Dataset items
----
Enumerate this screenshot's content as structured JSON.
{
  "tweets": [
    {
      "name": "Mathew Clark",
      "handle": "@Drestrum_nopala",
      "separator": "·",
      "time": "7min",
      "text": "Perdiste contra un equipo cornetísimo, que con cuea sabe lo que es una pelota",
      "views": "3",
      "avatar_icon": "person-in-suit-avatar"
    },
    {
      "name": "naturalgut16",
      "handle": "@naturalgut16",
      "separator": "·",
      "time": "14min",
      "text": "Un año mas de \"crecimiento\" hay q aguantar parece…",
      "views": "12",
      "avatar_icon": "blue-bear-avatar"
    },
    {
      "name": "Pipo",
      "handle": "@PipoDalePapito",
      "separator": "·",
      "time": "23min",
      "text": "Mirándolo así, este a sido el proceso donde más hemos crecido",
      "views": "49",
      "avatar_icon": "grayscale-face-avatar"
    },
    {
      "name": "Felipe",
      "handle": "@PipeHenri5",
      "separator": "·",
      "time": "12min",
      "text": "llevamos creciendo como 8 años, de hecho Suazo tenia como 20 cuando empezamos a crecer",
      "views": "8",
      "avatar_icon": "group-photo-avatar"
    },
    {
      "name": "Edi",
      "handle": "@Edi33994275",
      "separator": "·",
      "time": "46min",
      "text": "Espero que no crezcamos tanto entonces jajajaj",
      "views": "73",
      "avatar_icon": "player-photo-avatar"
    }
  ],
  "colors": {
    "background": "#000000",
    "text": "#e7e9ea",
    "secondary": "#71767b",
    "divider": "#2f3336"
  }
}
----
- Objective
Transcribe every entry exactly.

- Expected answer
Enumerate this screenshot's content as structured JSON.
{
  "tweets": [
    {
      "name": "Mathew Clark",
      "handle": "@Drestrum_nopala",
      "separator": "·",
      "time": "7min",
      "text": "Perdiste contra un equipo cornetísimo, que con cuea sabe lo que es una pelota",
      "views": "3",
      "avatar_icon": "person-in-suit-avatar"
    },
    {
      "name": "naturalgut16",
      "handle": "@naturalgut16",
      "separator": "·",
      "time": "14min",
      "text": "Un año mas de \"crecimiento\" hay q aguantar parece…",
      "views": "12",
      "avatar_icon": "blue-bear-avatar"
    },
    {
      "name": "Pipo",
      "handle": "@PipoDalePapito",
      "separator": "·",
      "time": "23min",
      "text": "Mirándolo así, este a sido el proceso donde más hemos crecido",
      "views": "49",
      "avatar_icon": "grayscale-face-avatar"
    },
    {
      "name": "Felipe",
      "handle": "@PipeHenri5",
      "separator": "·",
      "time": "12min",
      "text": "llevamos creciendo como 8 años, de hecho Suazo tenia como 20 cuando empezamos a crecer",
      "views": "8",
      "avatar_icon": "group-photo-avatar"
    },
    {
      "name": "Edi",
      "handle": "@Edi33994275",
      "separator": "·",
      "time": "46min",
      "text": "Espero que no crezcamos tanto entonces jajajaj",
      "views": "73",
      "avatar_icon": "player-photo-avatar"
    }
  ],
  "colors": {
    "background": "#000000",
    "text": "#e7e9ea",
    "secondary": "#71767b",
    "divider": "#2f3336"
  }
}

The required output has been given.